**Stated goal**
For the records that follow, return only the count of lines containing the string "Drag".

**Supplied records**
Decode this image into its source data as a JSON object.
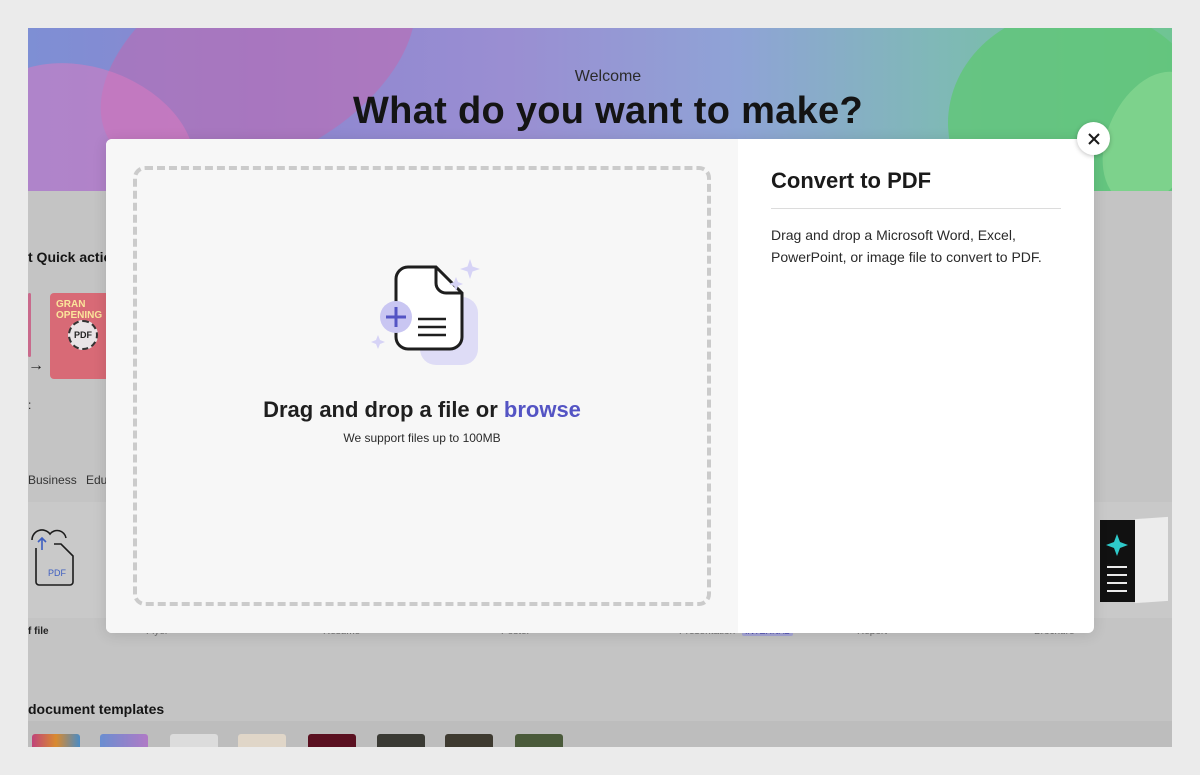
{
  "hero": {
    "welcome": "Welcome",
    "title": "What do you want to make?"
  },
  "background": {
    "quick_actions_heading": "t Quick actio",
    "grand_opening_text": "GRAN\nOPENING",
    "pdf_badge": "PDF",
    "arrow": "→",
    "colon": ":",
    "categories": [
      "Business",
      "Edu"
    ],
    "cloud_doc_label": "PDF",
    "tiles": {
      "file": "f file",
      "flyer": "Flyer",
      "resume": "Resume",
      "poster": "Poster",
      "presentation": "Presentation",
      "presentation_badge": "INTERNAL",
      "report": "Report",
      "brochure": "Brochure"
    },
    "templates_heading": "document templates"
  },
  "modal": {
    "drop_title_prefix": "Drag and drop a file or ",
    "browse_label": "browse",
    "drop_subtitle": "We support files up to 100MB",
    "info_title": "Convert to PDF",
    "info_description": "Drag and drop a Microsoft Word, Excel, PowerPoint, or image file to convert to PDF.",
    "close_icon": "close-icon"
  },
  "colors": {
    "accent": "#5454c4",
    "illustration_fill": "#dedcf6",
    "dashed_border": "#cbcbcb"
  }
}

**Worked solution**
2